STORED RECORDS –
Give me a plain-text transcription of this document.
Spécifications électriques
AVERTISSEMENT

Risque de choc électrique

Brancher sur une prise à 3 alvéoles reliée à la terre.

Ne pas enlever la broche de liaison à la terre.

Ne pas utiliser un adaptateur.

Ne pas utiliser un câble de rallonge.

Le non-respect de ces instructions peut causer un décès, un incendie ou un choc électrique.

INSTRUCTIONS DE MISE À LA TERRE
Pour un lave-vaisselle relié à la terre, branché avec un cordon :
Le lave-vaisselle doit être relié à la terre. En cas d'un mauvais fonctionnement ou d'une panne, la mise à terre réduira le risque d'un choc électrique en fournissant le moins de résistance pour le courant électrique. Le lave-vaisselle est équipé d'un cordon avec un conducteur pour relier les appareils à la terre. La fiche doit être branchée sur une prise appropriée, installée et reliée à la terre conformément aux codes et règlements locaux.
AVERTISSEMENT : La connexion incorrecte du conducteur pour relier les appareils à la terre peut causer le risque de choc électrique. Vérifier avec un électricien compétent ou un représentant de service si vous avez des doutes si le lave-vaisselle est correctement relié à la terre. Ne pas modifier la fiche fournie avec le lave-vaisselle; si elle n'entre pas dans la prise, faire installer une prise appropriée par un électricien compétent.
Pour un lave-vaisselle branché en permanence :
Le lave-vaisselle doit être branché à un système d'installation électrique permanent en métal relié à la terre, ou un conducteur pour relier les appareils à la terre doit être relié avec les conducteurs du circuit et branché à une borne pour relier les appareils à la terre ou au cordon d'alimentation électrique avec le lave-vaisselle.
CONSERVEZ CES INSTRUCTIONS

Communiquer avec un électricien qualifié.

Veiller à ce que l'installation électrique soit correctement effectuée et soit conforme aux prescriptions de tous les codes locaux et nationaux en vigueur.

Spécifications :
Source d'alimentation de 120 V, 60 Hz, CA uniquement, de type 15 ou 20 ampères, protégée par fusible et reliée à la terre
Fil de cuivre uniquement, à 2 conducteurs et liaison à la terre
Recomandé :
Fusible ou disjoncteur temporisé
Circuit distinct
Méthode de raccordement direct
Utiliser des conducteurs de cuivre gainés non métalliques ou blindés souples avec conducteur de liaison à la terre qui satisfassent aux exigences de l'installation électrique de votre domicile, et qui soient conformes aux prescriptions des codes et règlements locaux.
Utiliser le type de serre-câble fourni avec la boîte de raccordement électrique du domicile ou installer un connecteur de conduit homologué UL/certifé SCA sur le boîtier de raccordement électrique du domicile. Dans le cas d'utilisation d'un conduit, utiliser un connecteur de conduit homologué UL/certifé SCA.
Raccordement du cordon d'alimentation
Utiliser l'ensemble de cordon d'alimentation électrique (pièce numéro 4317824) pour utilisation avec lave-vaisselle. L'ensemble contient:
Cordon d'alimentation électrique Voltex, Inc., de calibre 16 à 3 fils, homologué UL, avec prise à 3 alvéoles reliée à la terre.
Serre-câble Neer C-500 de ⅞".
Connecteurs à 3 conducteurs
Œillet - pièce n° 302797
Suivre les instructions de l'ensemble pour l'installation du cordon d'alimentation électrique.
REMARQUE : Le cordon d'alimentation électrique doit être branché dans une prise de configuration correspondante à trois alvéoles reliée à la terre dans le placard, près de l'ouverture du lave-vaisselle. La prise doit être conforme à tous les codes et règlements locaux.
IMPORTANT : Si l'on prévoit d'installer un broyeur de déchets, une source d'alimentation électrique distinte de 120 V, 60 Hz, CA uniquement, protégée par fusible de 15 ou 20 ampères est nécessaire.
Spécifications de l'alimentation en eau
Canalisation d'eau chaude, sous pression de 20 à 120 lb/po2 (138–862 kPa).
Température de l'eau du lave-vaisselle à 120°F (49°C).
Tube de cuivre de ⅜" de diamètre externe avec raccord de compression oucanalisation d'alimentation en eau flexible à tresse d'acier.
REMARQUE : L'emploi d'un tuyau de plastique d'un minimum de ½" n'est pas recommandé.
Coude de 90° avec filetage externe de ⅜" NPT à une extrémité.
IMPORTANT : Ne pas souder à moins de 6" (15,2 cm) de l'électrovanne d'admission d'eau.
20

REQUEST – Copy out all of the lines above exactly.

TASK RESULT –
Give me a plain-text transcription of this document.
Spécifications électriques
AVERTISSEMENT

Risque de choc électrique

Brancher sur une prise à 3 alvéoles reliée à la terre.

Ne pas enlever la broche de liaison à la terre.

Ne pas utiliser un adaptateur.

Ne pas utiliser un câble de rallonge.

Le non-respect de ces instructions peut causer un décès, un incendie ou un choc électrique.

INSTRUCTIONS DE MISE À LA TERRE
Pour un lave-vaisselle relié à la terre, branché avec un cordon :
Le lave-vaisselle doit être relié à la terre. En cas d'un mauvais fonctionnement ou d'une panne, la mise à terre réduira le risque d'un choc électrique en fournissant le moins de résistance pour le courant électrique. Le lave-vaisselle est équipé d'un cordon avec un conducteur pour relier les appareils à la terre. La fiche doit être branchée sur une prise appropriée, installée et reliée à la terre conformément aux codes et règlements locaux.
AVERTISSEMENT : La connexion incorrecte du conducteur pour relier les appareils à la terre peut causer le risque de choc électrique. Vérifier avec un électricien compétent ou un représentant de service si vous avez des doutes si le lave-vaisselle est correctement relié à la terre. Ne pas modifier la fiche fournie avec le lave-vaisselle; si elle n'entre pas dans la prise, faire installer une prise appropriée par un électricien compétent.
Pour un lave-vaisselle branché en permanence :
Le lave-vaisselle doit être branché à un système d'installation électrique permanent en métal relié à la terre, ou un conducteur pour relier les appareils à la terre doit être relié avec les conducteurs du circuit et branché à une borne pour relier les appareils à la terre ou au cordon d'alimentation électrique avec le lave-vaisselle.
CONSERVEZ CES INSTRUCTIONS

Communiquer avec un électricien qualifié.

Veiller à ce que l'installation électrique soit correctement effectuée et soit conforme aux prescriptions de tous les codes locaux et nationaux en vigueur.

Spécifications :
Source d'alimentation de 120 V, 60 Hz, CA uniquement, de type 15 ou 20 ampères, protégée par fusible et reliée à la terre
Fil de cuivre uniquement, à 2 conducteurs et liaison à la terre
Recomandé :
Fusible ou disjoncteur temporisé
Circuit distinct
Méthode de raccordement direct
Utiliser des conducteurs de cuivre gainés non métalliques ou blindés souples avec conducteur de liaison à la terre qui satisfassent aux exigences de l'installation électrique de votre domicile, et qui soient conformes aux prescriptions des codes et règlements locaux.
Utiliser le type de serre-câble fourni avec la boîte de raccordement électrique du domicile ou installer un connecteur de conduit homologué UL/certifé SCA sur le boîtier de raccordement électrique du domicile. Dans le cas d'utilisation d'un conduit, utiliser un connecteur de conduit homologué UL/certifé SCA.
Raccordement du cordon d'alimentation
Utiliser l'ensemble de cordon d'alimentation électrique (pièce numéro 4317824) pour utilisation avec lave-vaisselle. L'ensemble contient:
Cordon d'alimentation électrique Voltex, Inc., de calibre 16 à 3 fils, homologué UL, avec prise à 3 alvéoles reliée à la terre.
Serre-câble Neer C-500 de ⅞".
Connecteurs à 3 conducteurs
Œillet - pièce n° 302797
Suivre les instructions de l'ensemble pour l'installation du cordon d'alimentation électrique.
REMARQUE : Le cordon d'alimentation électrique doit être branché dans une prise de configuration correspondante à trois alvéoles reliée à la terre dans le placard, près de l'ouverture du lave-vaisselle. La prise doit être conforme à tous les codes et règlements locaux.
IMPORTANT : Si l'on prévoit d'installer un broyeur de déchets, une source d'alimentation électrique distinte de 120 V, 60 Hz, CA uniquement, protégée par fusible de 15 ou 20 ampères est nécessaire.
Spécifications de l'alimentation en eau
Canalisation d'eau chaude, sous pression de 20 à 120 lb/po2 (138–862 kPa).
Température de l'eau du lave-vaisselle à 120°F (49°C).
Tube de cuivre de ⅜" de diamètre externe avec raccord de compression oucanalisation d'alimentation en eau flexible à tresse d'acier.
REMARQUE : L'emploi d'un tuyau de plastique d'un minimum de ½" n'est pas recommandé.
Coude de 90° avec filetage externe de ⅜" NPT à une extrémité.
IMPORTANT : Ne pas souder à moins de 6" (15,2 cm) de l'électrovanne d'admission d'eau.
20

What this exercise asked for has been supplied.